(SOURCE EXTRACT Opens)
Purpose of the Study:

  • * To benchmark and compare various kinase activity inference strategies.
  • * To evaluate the impact of weighting methods and substrate evidence on prediction accuracy.
  • * To establish reliable methods for analyzing phosphoproteomic data.

Main Methods:

  • * Utilized curated phosphoproteomic experiments and a gold standard dataset (184 kinase-condition pairs).
  • * Compared Z-test, Kolmogorov Smirnov test, Wilcoxon rank sum test, gene set enrichment analysis (GSEA), and regression models.
  • * Tested weighted variants (Z-test, GSEA) incorporating kinase sequence specificity and analyzed substrate number/evidence type.

Main Results:

  • * Z-test and GSEA demonstrated the best performance, with a mean Area Under the ROC Curve (AUC) of 0.722.
  • * Weighting kinase targets by sequence preference yielded marginal improvements.
  • * The number of known kinase substrates and the type of supporting evidence (in vivo, in vitro, in silico) strongly influenced prediction outcomes.

Conclusions:

  • * Z-test and GSEA are effective strategies for kinase activity inference from phosphoproteomic data.
  • * Kinase substrate information and evidence quality are critical factors for accurate predictions.
  • * This study provides a benchmark for evaluating and improving kinase activity inference methods.
(SOURCE EXTRACT Closes)
(EXTRACTED RECORDS Opens)
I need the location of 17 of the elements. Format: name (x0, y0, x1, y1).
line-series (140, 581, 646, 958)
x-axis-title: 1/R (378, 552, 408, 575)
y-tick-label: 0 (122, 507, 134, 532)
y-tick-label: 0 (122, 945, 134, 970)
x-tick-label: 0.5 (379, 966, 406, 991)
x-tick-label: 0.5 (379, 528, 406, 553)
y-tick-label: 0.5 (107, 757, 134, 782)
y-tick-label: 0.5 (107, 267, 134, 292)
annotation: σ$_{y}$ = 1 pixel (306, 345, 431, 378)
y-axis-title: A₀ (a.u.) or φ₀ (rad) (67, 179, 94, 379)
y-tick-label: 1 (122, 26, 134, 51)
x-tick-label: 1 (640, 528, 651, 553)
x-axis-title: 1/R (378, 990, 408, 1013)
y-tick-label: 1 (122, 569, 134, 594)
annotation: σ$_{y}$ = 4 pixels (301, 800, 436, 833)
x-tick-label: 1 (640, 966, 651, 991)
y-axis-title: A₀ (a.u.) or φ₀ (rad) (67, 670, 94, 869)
(EXTRACTED RECORDS Closes)
__TASK__:
Return the part of the kinase study summary from "Purpose of the" to "(184 kinase-condition pairs).", word for word.

__SOLUTION TO THIS EXERCISE__:
Purpose of the Study:

  • * To benchmark and compare various kinase activity inference strategies.
  • * To evaluate the impact of weighting methods and substrate evidence on prediction accuracy.
  • * To establish reliable methods for analyzing phosphoproteomic data.

Main Methods:

  • * Utilized curated phosphoproteomic experiments and a gold standard dataset (184 kinase-condition pairs).